» Stated problem
Track down each line that has the word "bien" and copy it.

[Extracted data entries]

▬▬▬▬▬▬

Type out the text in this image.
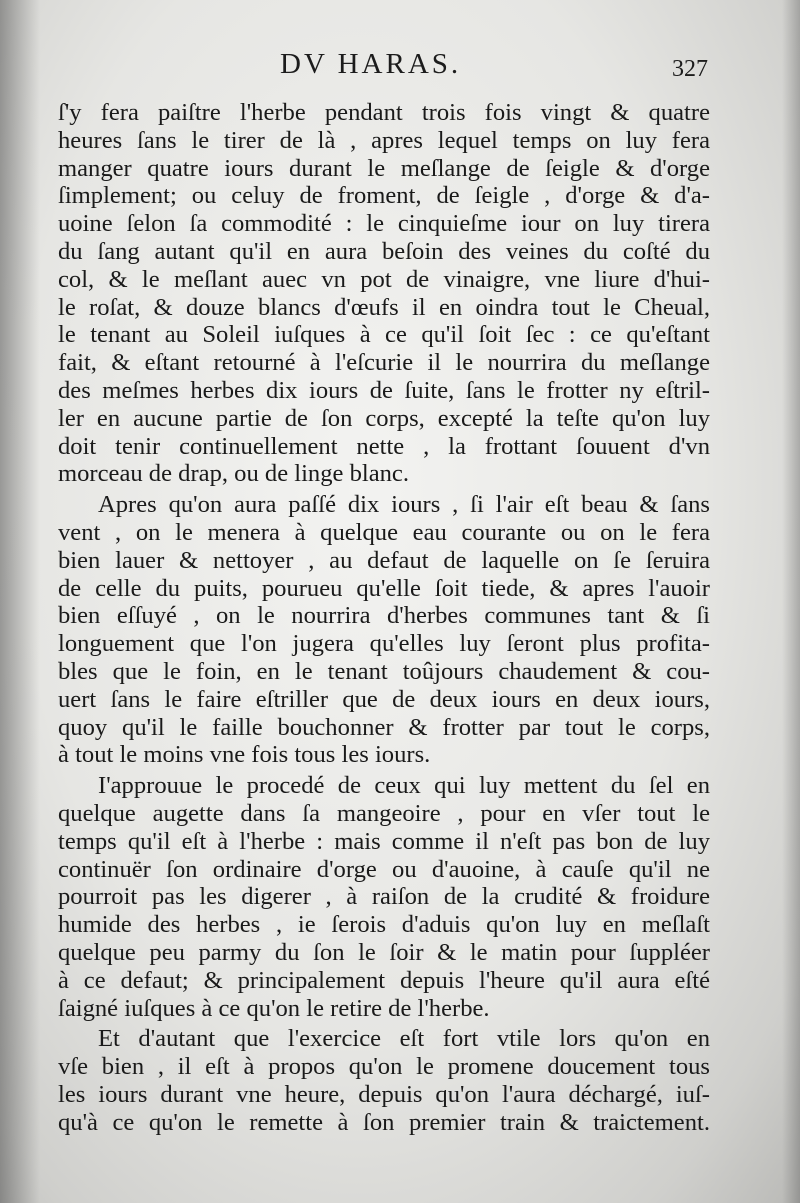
DV HARAS.	327
ſ'y fera paiſtre l'herbe pendant trois fois vingt & quatre
heures ſans le tirer de là , apres lequel temps on luy fera
manger quatre iours durant le meſlange de ſeigle & d'orge
ſimplement; ou celuy de froment, de ſeigle , d'orge & d'a-
uoine ſelon ſa commodité : le cinquieſme iour on luy tirera
du ſang autant qu'il en aura beſoin des veines du coſté du
col, & le meſlant auec vn pot de vinaigre, vne liure d'hui-
le roſat, & douze blancs d'œufs il en oindra tout le Cheual,
le tenant au Soleil iuſques à ce qu'il ſoit ſec : ce qu'eſtant
fait, & eſtant retourné à l'eſcurie il le nourrira du meſlange
des meſmes herbes dix iours de ſuite, ſans le frotter ny eſtril-
ler en aucune partie de ſon corps, excepté la teſte qu'on luy
doit tenir continuellement nette , la frottant ſouuent d'vn
morceau de drap, ou de linge blanc.
Apres qu'on aura paſſé dix iours , ſi l'air eſt beau & ſans
vent , on le menera à quelque eau courante ou on le fera
bien lauer & nettoyer , au defaut de laquelle on ſe ſeruira
de celle du puits, pourueu qu'elle ſoit tiede, & apres l'auoir
bien eſſuyé , on le nourrira d'herbes communes tant & ſi
longuement que l'on jugera qu'elles luy ſeront plus profita-
bles que le foin, en le tenant toûjours chaudement & cou-
uert ſans le faire eſtriller que de deux iours en deux iours,
quoy qu'il le faille bouchonner & frotter par tout le corps,
à tout le moins vne fois tous les iours.
I'approuue le procedé de ceux qui luy mettent du ſel en
quelque augette dans ſa mangeoire , pour en vſer tout le
temps qu'il eſt à l'herbe : mais comme il n'eſt pas bon de luy
continuër ſon ordinaire d'orge ou d'auoine, à cauſe qu'il ne
pourroit pas les digerer , à raiſon de la crudité & froidure
humide des herbes , ie ſerois d'aduis qu'on luy en meſlaſt
quelque peu parmy du ſon le ſoir & le matin pour ſuppléer
à ce defaut; & principalement depuis l'heure qu'il aura eſté
ſaigné iuſques à ce qu'on le retire de l'herbe.
Et d'autant que l'exercice eſt fort vtile lors qu'on en
vſe bien , il eſt à propos qu'on le promene doucement tous
les iours durant vne heure, depuis qu'on l'aura déchargé, iuſ-
qu'à ce qu'on le remette à ſon premier train & traictement.
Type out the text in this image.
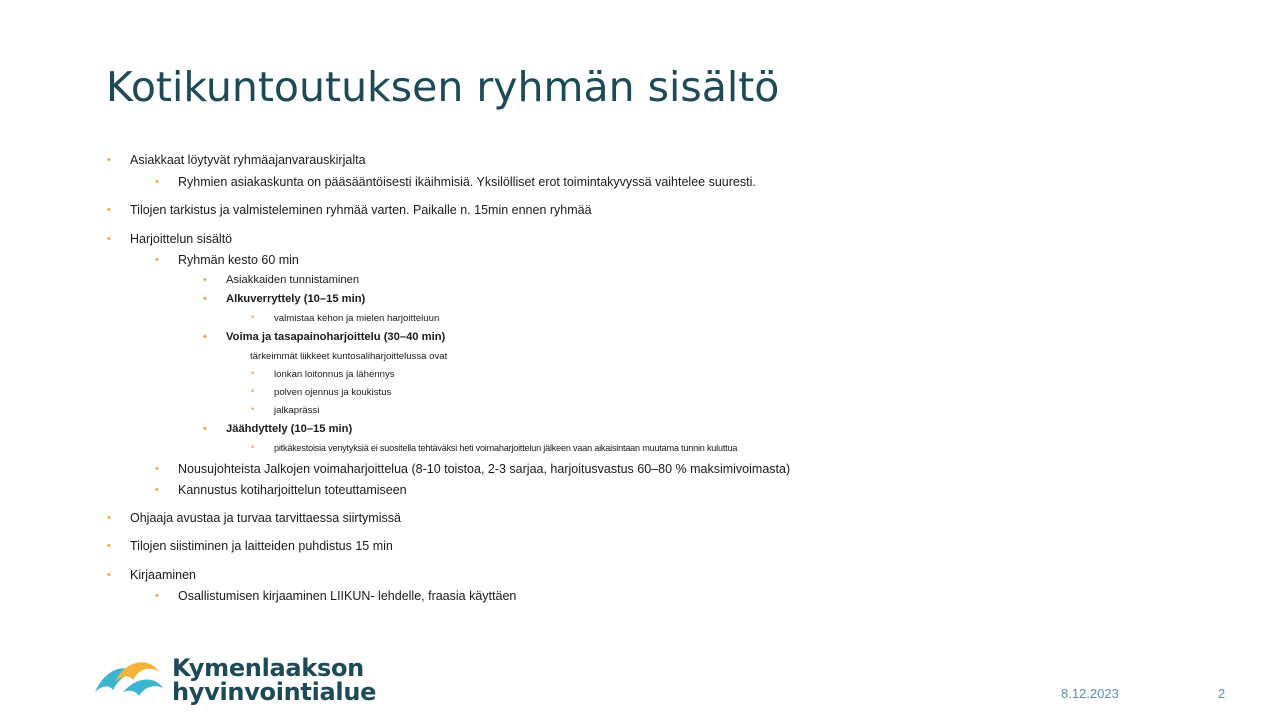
Kotikuntoutuksen ryhmän sisältö
• Asiakkaat löytyvät ryhmäajanvarauskirjalta
• Ryhmien asiakaskunta on pääsääntöisesti ikäihmisiä. Yksilölliset erot toimintakyvyssä vaihtelee suuresti.
• Tilojen tarkistus ja valmisteleminen ryhmää varten. Paikalle n. 15min ennen ryhmää
• Harjoittelun sisältö
• Ryhmän kesto 60 min
• Asiakkaiden tunnistaminen
• Alkuverryttely (10–15 min)
• valmistaa kehon ja mielen harjoitteluun
• Voima ja tasapainoharjoittelu (30–40 min)
tärkeimmät liikkeet kuntosaliharjoittelussa ovat
• lonkan loitonnus ja lähennys
• polven ojennus ja koukistus
• jalkaprässi
• Jäähdyttely (10–15 min)
• pitkäkestoisia venytyksiä ei suositella tehtäväksi heti voimaharjoittelun jälkeen vaan aikaisintaan muutama tunnin kuluttua
• Nousujohteista Jalkojen voimaharjoittelua (8-10 toistoa, 2-3 sarjaa, harjoitusvastus 60–80 % maksimivoimasta)
• Kannustus kotiharjoittelun toteuttamiseen
• Ohjaaja avustaa ja turvaa tarvittaessa siirtymissä
• Tilojen siistiminen ja laitteiden puhdistus 15 min
• Kirjaaminen
• Osallistumisen kirjaaminen LIIKUN- lehdelle, fraasia käyttäen
Kymenlaakson
hyvinvointialue	8.12.2023	2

▬▬▬▬▬▬

» Exercise answer
bien lauer & nettoyer , au defaut de laquelle on ſe ſeruira
bien eſſuyé , on le nourrira d'herbes communes tant & ſi
vſe bien , il eſt à propos qu'on le promene doucement tous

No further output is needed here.